▸ Data items:
---*---

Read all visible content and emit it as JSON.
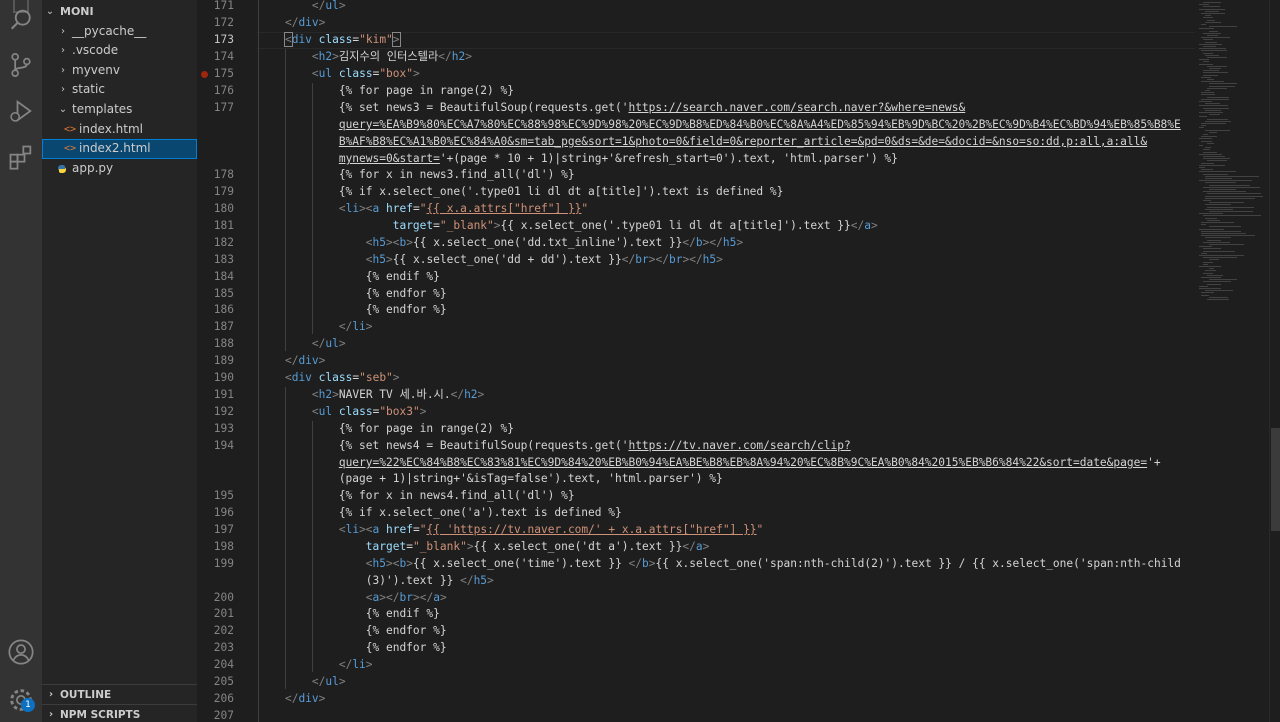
{
  "activity_bar": {
    "items": [
      "files-icon",
      "search-icon",
      "source-control-icon",
      "run-debug-icon",
      "extensions-icon"
    ],
    "bottom": [
      "account-icon",
      "settings-gear-icon"
    ],
    "settings_badge": "1"
  },
  "explorer": {
    "root": "MONI",
    "items": [
      {
        "label": "__pycache__",
        "type": "folder"
      },
      {
        "label": ".vscode",
        "type": "folder"
      },
      {
        "label": "myvenv",
        "type": "folder"
      },
      {
        "label": "static",
        "type": "folder"
      },
      {
        "label": "templates",
        "type": "folder-open"
      },
      {
        "label": "index.html",
        "type": "html"
      },
      {
        "label": "index2.html",
        "type": "html",
        "selected": true
      },
      {
        "label": "app.py",
        "type": "py"
      }
    ],
    "sections": [
      "OUTLINE",
      "NPM SCRIPTS"
    ]
  },
  "editor": {
    "line_numbers": [
      "171",
      "172",
      "173",
      "174",
      "175",
      "176",
      "177",
      "",
      "",
      "",
      "178",
      "179",
      "180",
      "181",
      "182",
      "183",
      "184",
      "185",
      "186",
      "187",
      "188",
      "189",
      "190",
      "191",
      "192",
      "193",
      "194",
      "",
      "",
      "195",
      "196",
      "197",
      "198",
      "199",
      "",
      "200",
      "201",
      "202",
      "203",
      "204",
      "205",
      "206",
      "207"
    ],
    "breakpoint_line": "175",
    "active_line": "173"
  }
}
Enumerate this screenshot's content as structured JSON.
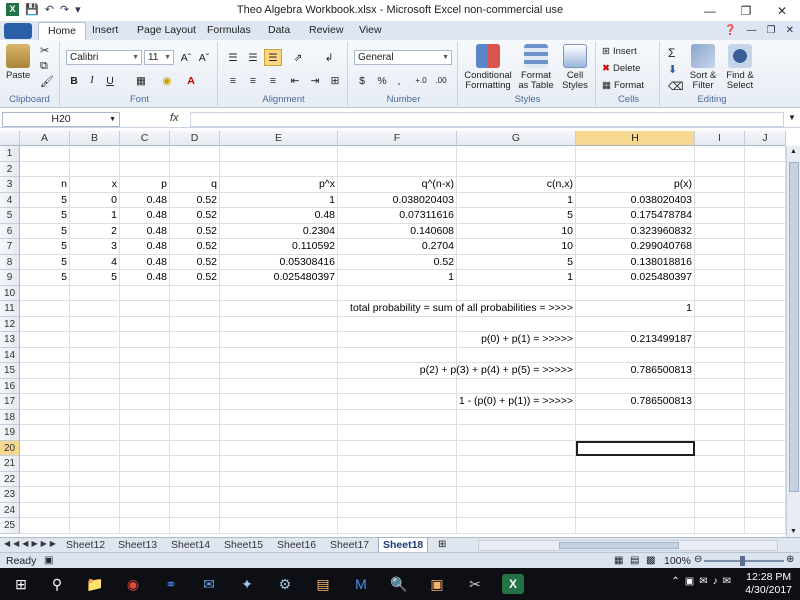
{
  "window": {
    "title": "Theo Algebra Workbook.xlsx - Microsoft Excel non-commercial use",
    "controls": [
      "minimize",
      "restore",
      "close"
    ]
  },
  "ribbon_tabs": [
    "Home",
    "Insert",
    "Page Layout",
    "Formulas",
    "Data",
    "Review",
    "View"
  ],
  "active_tab": "Home",
  "ribbon": {
    "clipboard": {
      "label": "Clipboard",
      "paste": "Paste"
    },
    "font": {
      "label": "Font",
      "name": "Calibri",
      "size": "11",
      "bold": "B",
      "italic": "I",
      "underline": "U"
    },
    "alignment": {
      "label": "Alignment"
    },
    "number": {
      "label": "Number",
      "format": "General",
      "currency": "$",
      "percent": "%",
      "comma": ","
    },
    "styles": {
      "label": "Styles",
      "conditional": "Conditional Formatting",
      "as_table": "Format as Table",
      "cell_styles": "Cell Styles"
    },
    "cells": {
      "label": "Cells",
      "insert": "Insert",
      "delete": "Delete",
      "format": "Format"
    },
    "editing": {
      "label": "Editing",
      "sort": "Sort & Filter",
      "find": "Find & Select"
    }
  },
  "formula_bar": {
    "name_box": "H20",
    "fx": "fx",
    "formula": ""
  },
  "columns": [
    "A",
    "B",
    "C",
    "D",
    "E",
    "F",
    "G",
    "H",
    "I",
    "J"
  ],
  "selected_column": "H",
  "rows": [
    "1",
    "2",
    "3",
    "4",
    "5",
    "6",
    "7",
    "8",
    "9",
    "10",
    "11",
    "12",
    "13",
    "14",
    "15",
    "16",
    "17",
    "18",
    "19",
    "20",
    "21",
    "22",
    "23",
    "24",
    "25"
  ],
  "selected_row": "20",
  "table": {
    "headers": [
      "n",
      "x",
      "p",
      "q",
      "p^x",
      "q^(n-x)",
      "c(n,x)",
      "p(x)"
    ],
    "rows": [
      [
        "5",
        "0",
        "0.48",
        "0.52",
        "1",
        "0.038020403",
        "1",
        "0.038020403"
      ],
      [
        "5",
        "1",
        "0.48",
        "0.52",
        "0.48",
        "0.07311616",
        "5",
        "0.175478784"
      ],
      [
        "5",
        "2",
        "0.48",
        "0.52",
        "0.2304",
        "0.140608",
        "10",
        "0.323960832"
      ],
      [
        "5",
        "3",
        "0.48",
        "0.52",
        "0.110592",
        "0.2704",
        "10",
        "0.299040768"
      ],
      [
        "5",
        "4",
        "0.48",
        "0.52",
        "0.05308416",
        "0.52",
        "5",
        "0.138018816"
      ],
      [
        "5",
        "5",
        "0.48",
        "0.52",
        "0.025480397",
        "1",
        "1",
        "0.025480397"
      ]
    ]
  },
  "summary": {
    "total_label": "total probability = sum of all probabilities = >>>>",
    "total_value": "1",
    "p01_label": "p(0) + p(1) = >>>>>",
    "p01_value": "0.213499187",
    "p2345_label": "p(2) + p(3) + p(4) + p(5) = >>>>>",
    "p2345_value": "0.786500813",
    "complement_label": "1 - (p(0) + p(1)) = >>>>>",
    "complement_value": "0.786500813"
  },
  "sheets": [
    "Sheet12",
    "Sheet13",
    "Sheet14",
    "Sheet15",
    "Sheet16",
    "Sheet17",
    "Sheet18"
  ],
  "active_sheet": "Sheet18",
  "status": {
    "ready": "Ready",
    "zoom": "100%"
  },
  "taskbar": {
    "time": "12:28 PM",
    "date": "4/30/2017"
  }
}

---*---

▸ Task prompt: Each line above that includes "html" should be shown.

▸ Written answer:
        "label": "index.html",
        "type": "html"
        "label": "index2.html",
        "type": "html",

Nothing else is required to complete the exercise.